- [Problem statement] Keep the pictures out and restate every record exactly.

*** Input data

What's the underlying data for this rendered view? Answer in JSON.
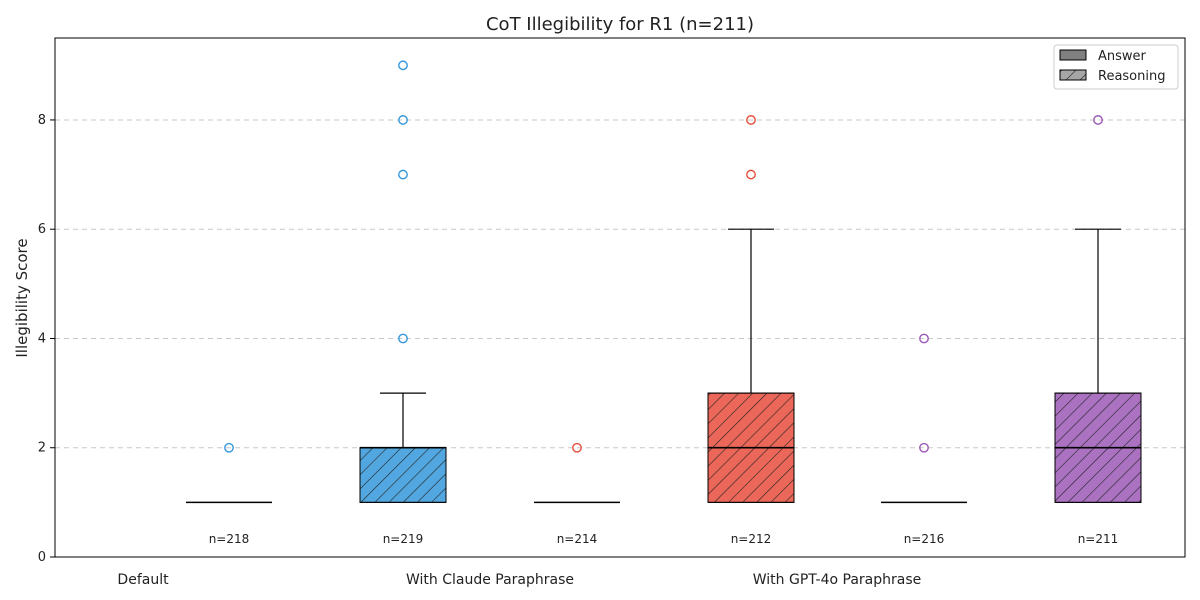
{
  "chart_data": {
    "type": "boxplot",
    "title": "CoT Illegibility for R1 (n=211)",
    "ylabel": "Illegibility Score",
    "xlabel": "",
    "ylim": [
      0,
      9.5
    ],
    "yticks": [
      0,
      2,
      4,
      6,
      8
    ],
    "grid": "horizontal-dashed",
    "legend_position": "top-right",
    "legend": [
      {
        "label": "Answer",
        "pattern": "solid",
        "color": "#808080"
      },
      {
        "label": "Reasoning",
        "pattern": "hatch",
        "color": "#a6a6a6"
      }
    ],
    "group_labels": [
      "Default",
      "With Claude Paraphrase",
      "With GPT-4o Paraphrase"
    ],
    "boxes": [
      {
        "group": "Default",
        "kind": "Answer",
        "color": "#3498db",
        "hatch": false,
        "min": 1,
        "q1": 1,
        "median": 1,
        "q3": 1,
        "max": 1,
        "outliers": [
          2
        ],
        "n_label": "n=218"
      },
      {
        "group": "With Claude Paraphrase",
        "kind": "Reasoning",
        "color": "#3498db",
        "hatch": true,
        "min": 1,
        "q1": 1,
        "median": 2,
        "q3": 2,
        "max": 3,
        "outliers": [
          4,
          7,
          8,
          9
        ],
        "n_label": "n=219"
      },
      {
        "group": "With Claude Paraphrase",
        "kind": "Answer",
        "color": "#e74c3c",
        "hatch": false,
        "min": 1,
        "q1": 1,
        "median": 1,
        "q3": 1,
        "max": 1,
        "outliers": [
          2
        ],
        "n_label": "n=214"
      },
      {
        "group": "With GPT-4o Paraphrase",
        "kind": "Reasoning",
        "color": "#e74c3c",
        "hatch": true,
        "min": 1,
        "q1": 1,
        "median": 2,
        "q3": 3,
        "max": 6,
        "outliers": [
          7,
          8
        ],
        "n_label": "n=212"
      },
      {
        "group": "With GPT-4o Paraphrase",
        "kind": "Answer",
        "color": "#9b59b6",
        "hatch": false,
        "min": 1,
        "q1": 1,
        "median": 1,
        "q3": 1,
        "max": 1,
        "outliers": [
          2,
          4
        ],
        "n_label": "n=216"
      },
      {
        "group": "With GPT-4o Paraphrase",
        "kind": "Reasoning",
        "color": "#9b59b6",
        "hatch": true,
        "min": 1,
        "q1": 1,
        "median": 2,
        "q3": 3,
        "max": 6,
        "outliers": [
          8
        ],
        "n_label": "n=211"
      }
    ]
  }
}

******

- [Result of the task]
What's the underlying data for this rendered view? Answer in JSON.
{
  "chart_data": {
    "type": "boxplot",
    "title": "CoT Illegibility for R1 (n=211)",
    "ylabel": "Illegibility Score",
    "xlabel": "",
    "ylim": [
      0,
      9.5
    ],
    "yticks": [
      0,
      2,
      4,
      6,
      8
    ],
    "grid": "horizontal-dashed",
    "legend_position": "top-right",
    "legend": [
      {
        "label": "Answer",
        "pattern": "solid",
        "color": "#808080"
      },
      {
        "label": "Reasoning",
        "pattern": "hatch",
        "color": "#a6a6a6"
      }
    ],
    "group_labels": [
      "Default",
      "With Claude Paraphrase",
      "With GPT-4o Paraphrase"
    ],
    "boxes": [
      {
        "group": "Default",
        "kind": "Answer",
        "color": "#3498db",
        "hatch": false,
        "min": 1,
        "q1": 1,
        "median": 1,
        "q3": 1,
        "max": 1,
        "outliers": [
          2
        ],
        "n_label": "n=218"
      },
      {
        "group": "With Claude Paraphrase",
        "kind": "Reasoning",
        "color": "#3498db",
        "hatch": true,
        "min": 1,
        "q1": 1,
        "median": 2,
        "q3": 2,
        "max": 3,
        "outliers": [
          4,
          7,
          8,
          9
        ],
        "n_label": "n=219"
      },
      {
        "group": "With Claude Paraphrase",
        "kind": "Answer",
        "color": "#e74c3c",
        "hatch": false,
        "min": 1,
        "q1": 1,
        "median": 1,
        "q3": 1,
        "max": 1,
        "outliers": [
          2
        ],
        "n_label": "n=214"
      },
      {
        "group": "With GPT-4o Paraphrase",
        "kind": "Reasoning",
        "color": "#e74c3c",
        "hatch": true,
        "min": 1,
        "q1": 1,
        "median": 2,
        "q3": 3,
        "max": 6,
        "outliers": [
          7,
          8
        ],
        "n_label": "n=212"
      },
      {
        "group": "With GPT-4o Paraphrase",
        "kind": "Answer",
        "color": "#9b59b6",
        "hatch": false,
        "min": 1,
        "q1": 1,
        "median": 1,
        "q3": 1,
        "max": 1,
        "outliers": [
          2,
          4
        ],
        "n_label": "n=216"
      },
      {
        "group": "With GPT-4o Paraphrase",
        "kind": "Reasoning",
        "color": "#9b59b6",
        "hatch": true,
        "min": 1,
        "q1": 1,
        "median": 2,
        "q3": 3,
        "max": 6,
        "outliers": [
          8
        ],
        "n_label": "n=211"
      }
    ]
  }
}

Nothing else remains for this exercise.